**Selection**
------------------------------

I just got back from the grocery store, and wow!  We all have watched prices going up for months now, and I wince every time I put some items in my cart, but today felt like a new high. A (very large) bag of carrots at Costco today cost me $9.99, while back in January I got the same bag for $5.99. That’s almost double the price. For carrots.

I realize that some of these price hikes are likely seasonal, and there are supply chain issues, and all sorts of challenges with the supply chain, but you can’t argue the fact that it costs an awful lot more to feed a family now than it did even 6 months ago.

Even f you have the luxury of having the income to adjust to this inflation, I guarantee you’re still feeling these price hikes.

So what’s a person to do? How do you feed a family, with the focus being healthy food, and not shell out an arm and a leg every time you go to the grocery store?

Here are my best recommendations.

Meal planning 

When you go to the grocery store with a list and a plan, you will absolutely spend less money. You’ll also waste less food, which makes me feel better when I’ve spent what feels like a ton of money on that head of lettuce.

------------------------------

**Provided material**
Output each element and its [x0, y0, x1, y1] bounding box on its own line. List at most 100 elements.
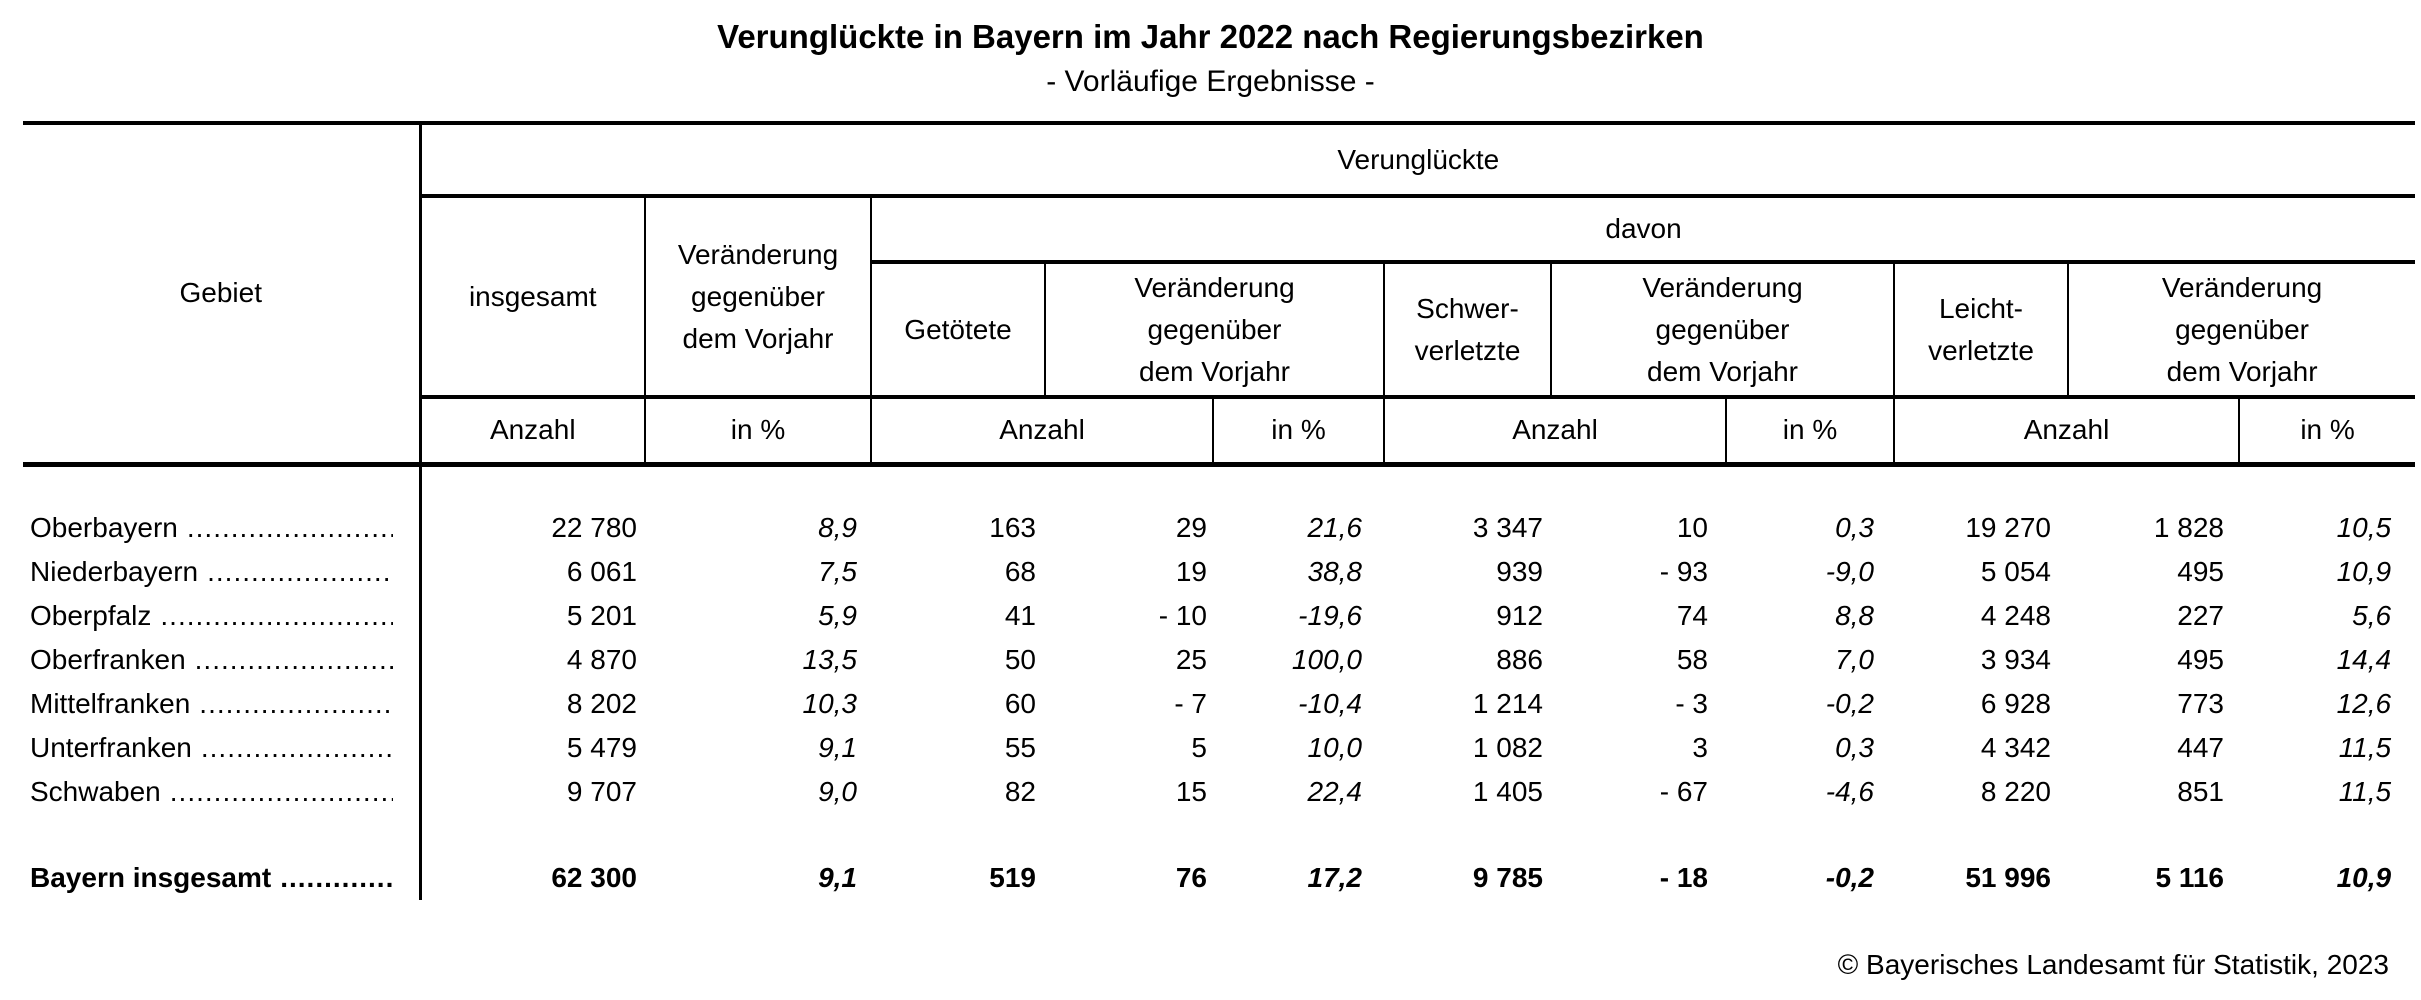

------------------------------

**Goal**
Rewrite the grocery-price text starting at "I just got back" and ending at "these price hikes.", substituting "potatoes" for "carrots". The listing can be left aside.

**Output**
I just got back from the grocery store, and wow!  We all have watched prices going up for months now, and I wince every time I put some items in my cart, but today felt like a new high. A (very large) bag of potatoes at Costco today cost me $9.99, while back in January I got the same bag for $5.99. That’s almost double the price. For potatoes.

I realize that some of these price hikes are likely seasonal, and there are supply chain issues, and all sorts of challenges with the supply chain, but you can’t argue the fact that it costs an awful lot more to feed a family now than it did even 6 months ago.

Even f you have the luxury of having the income to adjust to this inflation, I guarantee you’re still feeling these price hikes.